:: Problem statement ::
Find the lines with "registered" in them and copy them out.

:: Stored data ::
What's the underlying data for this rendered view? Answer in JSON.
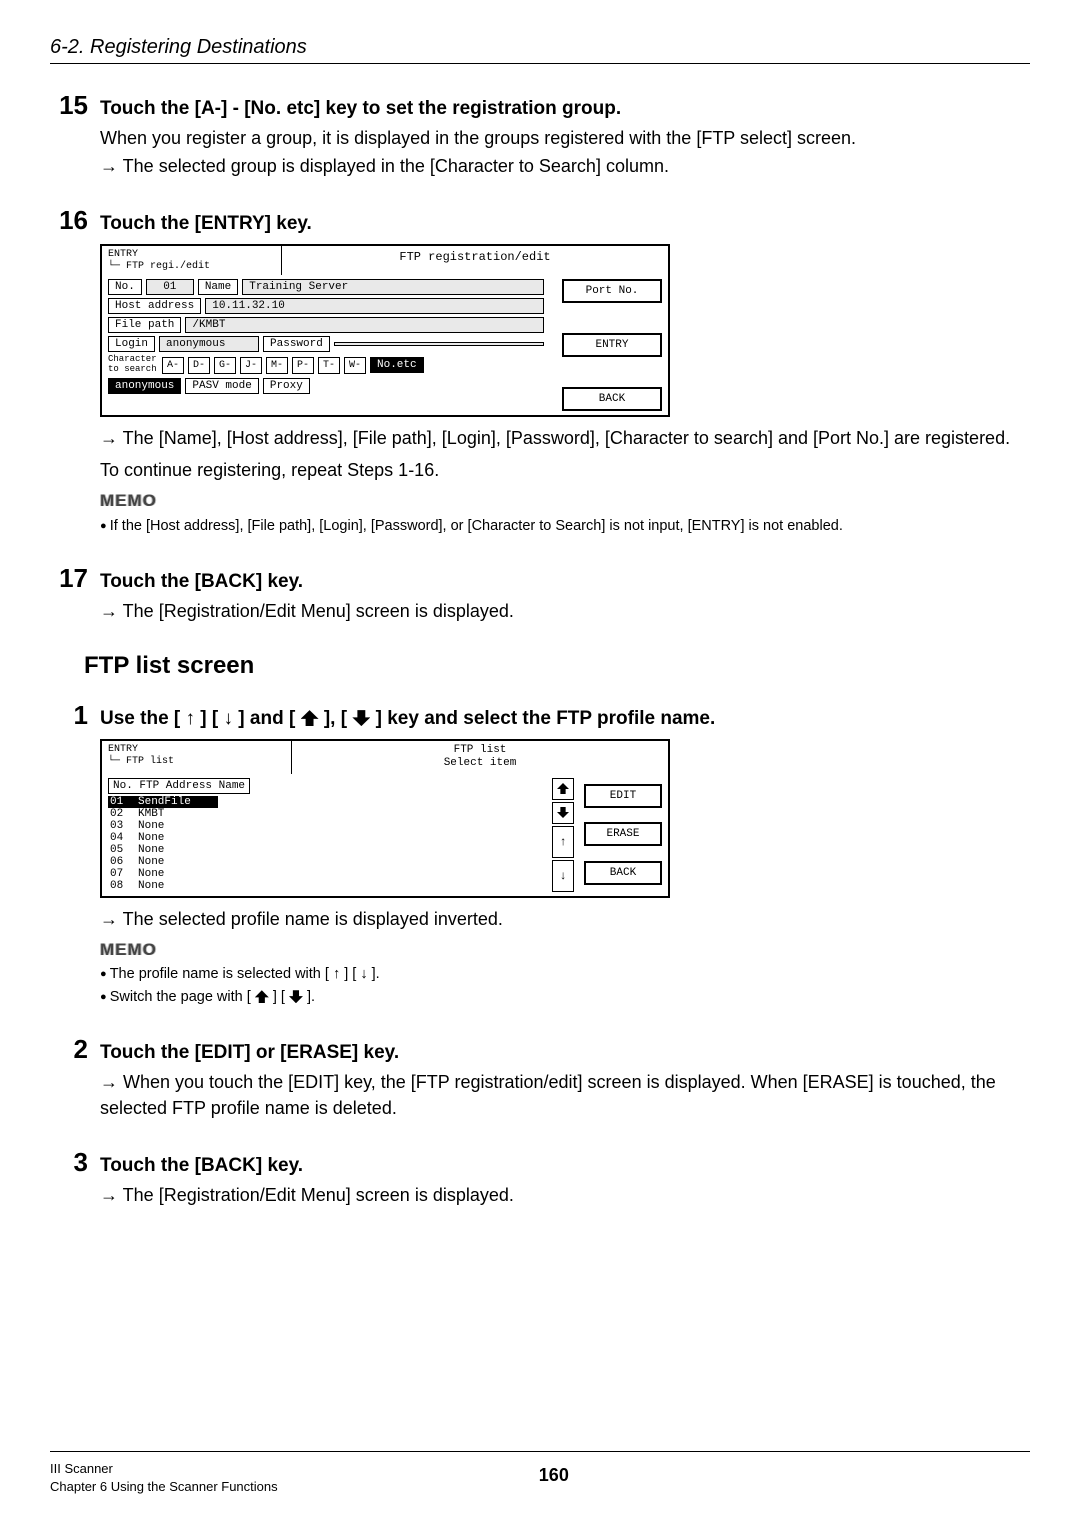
{
  "header": {
    "section": "6-2. Registering Destinations"
  },
  "steps": {
    "s15": {
      "num": "15",
      "title": "Touch the [A-] - [No. etc] key to set the registration group.",
      "line1": "When you register a group, it is displayed in the groups registered with the [FTP select] screen.",
      "line2": "→ The selected group is displayed in the [Character to Search] column."
    },
    "s16": {
      "num": "16",
      "title": "Touch the [ENTRY] key.",
      "result1": "→ The [Name], [Host address], [File path], [Login], [Password], [Character to search] and [Port No.] are registered.",
      "result2": "To continue registering, repeat Steps 1-16.",
      "memo_label": "MEMO",
      "memo1": "If the [Host address], [File path], [Login], [Password], or [Character to Search] is not input, [ENTRY] is not enabled."
    },
    "s17": {
      "num": "17",
      "title": "Touch the [BACK] key.",
      "result": "→ The [Registration/Edit Menu] screen is displayed."
    }
  },
  "lcd1": {
    "breadcrumb1": "ENTRY",
    "breadcrumb2": "└─ FTP regi./edit",
    "title": "FTP registration/edit",
    "no_label": "No.",
    "no_value": "01",
    "name_label": "Name",
    "name_value": "Training Server",
    "port_label": "Port No.",
    "host_label": "Host address",
    "host_value": "10.11.32.10",
    "filepath_label": "File path",
    "filepath_value": "/KMBT",
    "entry_btn": "ENTRY",
    "login_label": "Login",
    "login_value": "anonymous",
    "password_label": "Password",
    "password_value": "",
    "char_label": "Character\nto search",
    "chars": [
      "A-",
      "D-",
      "G-",
      "J-",
      "M-",
      "P-",
      "T-",
      "W-"
    ],
    "noetc": "No.etc",
    "anonymous": "anonymous",
    "pasv": "PASV mode",
    "proxy": "Proxy",
    "back_btn": "BACK"
  },
  "ftp_list_heading": "FTP list screen",
  "steps2": {
    "s1": {
      "num": "1",
      "title_pre": "Use the [ ↑ ] [ ↓ ] and [",
      "title_mid": "], [",
      "title_post": "] key and select the FTP profile name.",
      "result": "→ The selected profile name is displayed inverted.",
      "memo_label": "MEMO",
      "memo1": "The profile name is selected with [ ↑ ] [ ↓ ].",
      "memo2_pre": "Switch the page with [",
      "memo2_mid": "] [",
      "memo2_post": "]."
    },
    "s2": {
      "num": "2",
      "title": "Touch the [EDIT] or [ERASE] key.",
      "result": "→ When you touch the [EDIT] key, the [FTP registration/edit] screen is displayed. When [ERASE] is touched, the selected FTP profile name is deleted."
    },
    "s3": {
      "num": "3",
      "title": "Touch the [BACK] key.",
      "result": "→ The [Registration/Edit Menu] screen is displayed."
    }
  },
  "lcd2": {
    "breadcrumb1": "ENTRY",
    "breadcrumb2": "└─ FTP list",
    "title1": "FTP list",
    "title2": "Select item",
    "list_header": "No.  FTP Address Name",
    "rows": [
      {
        "no": "01",
        "name": "SendFile",
        "sel": true
      },
      {
        "no": "02",
        "name": "KMBT"
      },
      {
        "no": "03",
        "name": "None"
      },
      {
        "no": "04",
        "name": "None"
      },
      {
        "no": "05",
        "name": "None"
      },
      {
        "no": "06",
        "name": "None"
      },
      {
        "no": "07",
        "name": "None"
      },
      {
        "no": "08",
        "name": "None"
      }
    ],
    "edit": "EDIT",
    "erase": "ERASE",
    "back": "BACK",
    "up": "↑",
    "down": "↓"
  },
  "footer": {
    "left1": "III Scanner",
    "left2": "Chapter 6 Using the Scanner Functions",
    "page": "160"
  }
}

:: Exercise output ::
      "line1": "When you register a group, it is displayed in the groups registered with the [FTP select] screen.",
      "result1": "→ The [Name], [Host address], [File path], [Login], [Password], [Character to search] and [Port No.] are registered.",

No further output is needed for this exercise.